__Given instruction__. The entries below are to be transcribed in full, without their images.
╭──
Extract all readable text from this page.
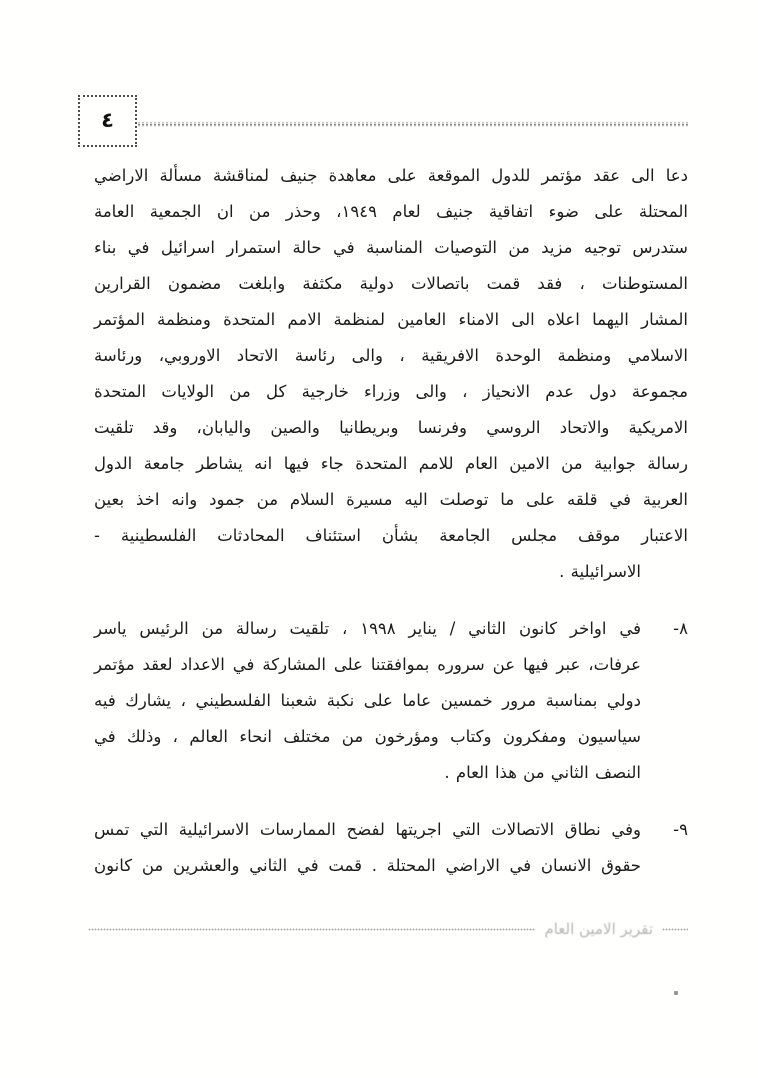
٤
دعا الى عقد مؤتمر للدول الموقعة على معاهدة جنيف لمناقشة مسألة الاراضي
المحتلة على ضوء اتفاقية جنيف لعام ١٩٤٩، وحذر من ان الجمعية العامة
ستدرس توجيه مزيد من التوصيات المناسبة في حالة استمرار اسرائيل في بناء
المستوطنات ، فقد قمت باتصالات دولية مكثفة وابلغت مضمون القرارين
المشار اليهما اعلاه الى الامناء العامين لمنظمة الامم المتحدة ومنظمة المؤتمر
الاسلامي ومنظمة الوحدة الافريقية ، والى رئاسة الاتحاد الاوروبي، ورئاسة
مجموعة دول عدم الانحياز ، والى وزراء خارجية كل من الولايات المتحدة
الامريكية والاتحاد الروسي وفرنسا وبريطانيا والصين واليابان، وقد تلقيت
رسالة جوابية من الامين العام للامم المتحدة جاء فيها انه يشاطر جامعة الدول
العربية في قلقه على ما توصلت اليه مسيرة السلام من جمود وانه اخذ بعين
الاعتبار موقف مجلس الجامعة بشأن استئناف المحادثات الفلسطينية -
الاسرائيلية .
٨-
في اواخر كانون الثاني / يناير ١٩٩٨ ، تلقيت رسالة من الرئيس ياسر
عرفات، عبر فيها عن سروره بموافقتنا على المشاركة في الاعداد لعقد مؤتمر
دولي بمناسبة مرور خمسين عاما على نكبة شعبنا الفلسطيني ، يشارك فيه
سياسيون ومفكرون وكتاب ومؤرخون من مختلف انحاء العالم ، وذلك في
النصف الثاني من هذا العام .
٩-
وفي نطاق الاتصالات التي اجريتها لفضح الممارسات الاسرائيلية التي تمس
حقوق الانسان في الاراضي المحتلة . قمت في الثاني والعشرين من كانون
تقرير الامين العام
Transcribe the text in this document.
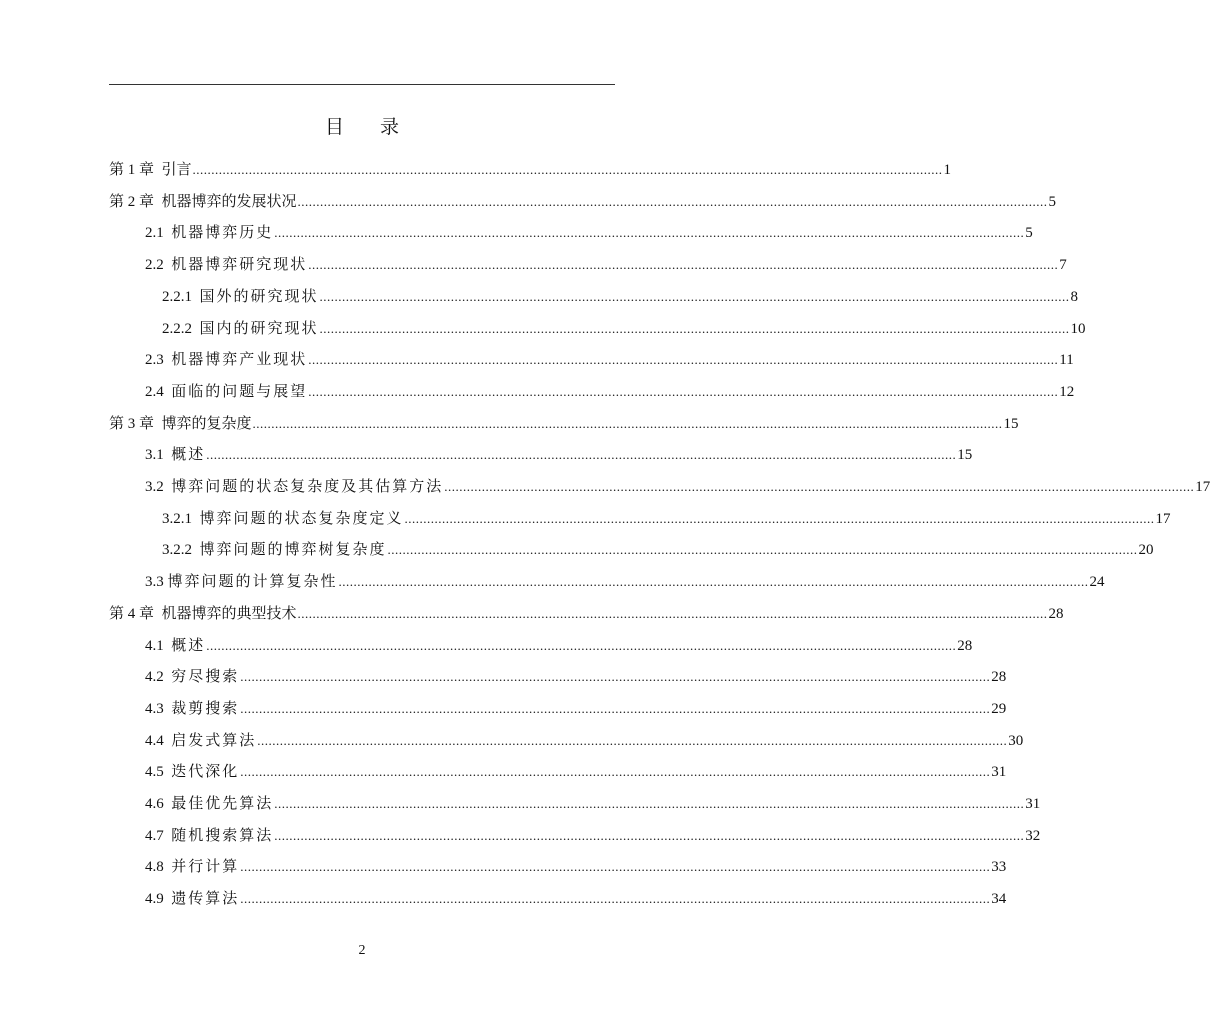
目 录
第 1 章 引言 ........................................................................................................................................................................................................ 1
第 2 章 机器博弈的发展状况 ........................................................................................................................................................................................................ 5
2.1 机器博弈历史 ........................................................................................................................................................................................................ 5
2.2 机器博弈研究现状 ........................................................................................................................................................................................................ 7
2.2.1 国外的研究现状 ........................................................................................................................................................................................................ 8
2.2.2 国内的研究现状 ........................................................................................................................................................................................................ 10
2.3 机器博弈产业现状 ........................................................................................................................................................................................................ 11
2.4 面临的问题与展望 ........................................................................................................................................................................................................ 12
第 3 章 博弈的复杂度 ........................................................................................................................................................................................................ 15
3.1 概述 ........................................................................................................................................................................................................ 15
3.2 博弈问题的状态复杂度及其估算方法 ........................................................................................................................................................................................................ 17
3.2.1 博弈问题的状态复杂度定义 ........................................................................................................................................................................................................ 17
3.2.2 博弈问题的博弈树复杂度 ........................................................................................................................................................................................................ 20
3.3 博弈问题的计算复杂性 ........................................................................................................................................................................................................ 24
第 4 章 机器博弈的典型技术 ........................................................................................................................................................................................................ 28
4.1 概述 ........................................................................................................................................................................................................ 28
4.2 穷尽搜索 ........................................................................................................................................................................................................ 28
4.3 裁剪搜索 ........................................................................................................................................................................................................ 29
4.4 启发式算法 ........................................................................................................................................................................................................ 30
4.5 迭代深化 ........................................................................................................................................................................................................ 31
4.6 最佳优先算法 ........................................................................................................................................................................................................ 31
4.7 随机搜索算法 ........................................................................................................................................................................................................ 32
4.8 并行计算 ........................................................................................................................................................................................................ 33
4.9 遗传算法 ........................................................................................................................................................................................................ 34
2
╰──
__Solution for this problem__.
Extract all readable text from this page.
٤
دعا الى عقد مؤتمر للدول الموقعة على معاهدة جنيف لمناقشة مسألة الاراضي
المحتلة على ضوء اتفاقية جنيف لعام ١٩٤٩، وحذر من ان الجمعية العامة
ستدرس توجيه مزيد من التوصيات المناسبة في حالة استمرار اسرائيل في بناء
المستوطنات ، فقد قمت باتصالات دولية مكثفة وابلغت مضمون القرارين
المشار اليهما اعلاه الى الامناء العامين لمنظمة الامم المتحدة ومنظمة المؤتمر
الاسلامي ومنظمة الوحدة الافريقية ، والى رئاسة الاتحاد الاوروبي، ورئاسة
مجموعة دول عدم الانحياز ، والى وزراء خارجية كل من الولايات المتحدة
الامريكية والاتحاد الروسي وفرنسا وبريطانيا والصين واليابان، وقد تلقيت
رسالة جوابية من الامين العام للامم المتحدة جاء فيها انه يشاطر جامعة الدول
العربية في قلقه على ما توصلت اليه مسيرة السلام من جمود وانه اخذ بعين
الاعتبار موقف مجلس الجامعة بشأن استئناف المحادثات الفلسطينية -
الاسرائيلية .
٨-
في اواخر كانون الثاني / يناير ١٩٩٨ ، تلقيت رسالة من الرئيس ياسر
عرفات، عبر فيها عن سروره بموافقتنا على المشاركة في الاعداد لعقد مؤتمر
دولي بمناسبة مرور خمسين عاما على نكبة شعبنا الفلسطيني ، يشارك فيه
سياسيون ومفكرون وكتاب ومؤرخون من مختلف انحاء العالم ، وذلك في
النصف الثاني من هذا العام .
٩-
وفي نطاق الاتصالات التي اجريتها لفضح الممارسات الاسرائيلية التي تمس
حقوق الانسان في الاراضي المحتلة . قمت في الثاني والعشرين من كانون
تقرير الامين العام
Transcribe the text in this document.
目 录
第 1 章 引言 ........................................................................................................................................................................................................ 1
第 2 章 机器博弈的发展状况 ........................................................................................................................................................................................................ 5
2.1 机器博弈历史 ........................................................................................................................................................................................................ 5
2.2 机器博弈研究现状 ........................................................................................................................................................................................................ 7
2.2.1 国外的研究现状 ........................................................................................................................................................................................................ 8
2.2.2 国内的研究现状 ........................................................................................................................................................................................................ 10
2.3 机器博弈产业现状 ........................................................................................................................................................................................................ 11
2.4 面临的问题与展望 ........................................................................................................................................................................................................ 12
第 3 章 博弈的复杂度 ........................................................................................................................................................................................................ 15
3.1 概述 ........................................................................................................................................................................................................ 15
3.2 博弈问题的状态复杂度及其估算方法 ........................................................................................................................................................................................................ 17
3.2.1 博弈问题的状态复杂度定义 ........................................................................................................................................................................................................ 17
3.2.2 博弈问题的博弈树复杂度 ........................................................................................................................................................................................................ 20
3.3 博弈问题的计算复杂性 ........................................................................................................................................................................................................ 24
第 4 章 机器博弈的典型技术 ........................................................................................................................................................................................................ 28
4.1 概述 ........................................................................................................................................................................................................ 28
4.2 穷尽搜索 ........................................................................................................................................................................................................ 28
4.3 裁剪搜索 ........................................................................................................................................................................................................ 29
4.4 启发式算法 ........................................................................................................................................................................................................ 30
4.5 迭代深化 ........................................................................................................................................................................................................ 31
4.6 最佳优先算法 ........................................................................................................................................................................................................ 31
4.7 随机搜索算法 ........................................................................................................................................................................................................ 32
4.8 并行计算 ........................................................................................................................................................................................................ 33
4.9 遗传算法 ........................................................................................................................................................................................................ 34
2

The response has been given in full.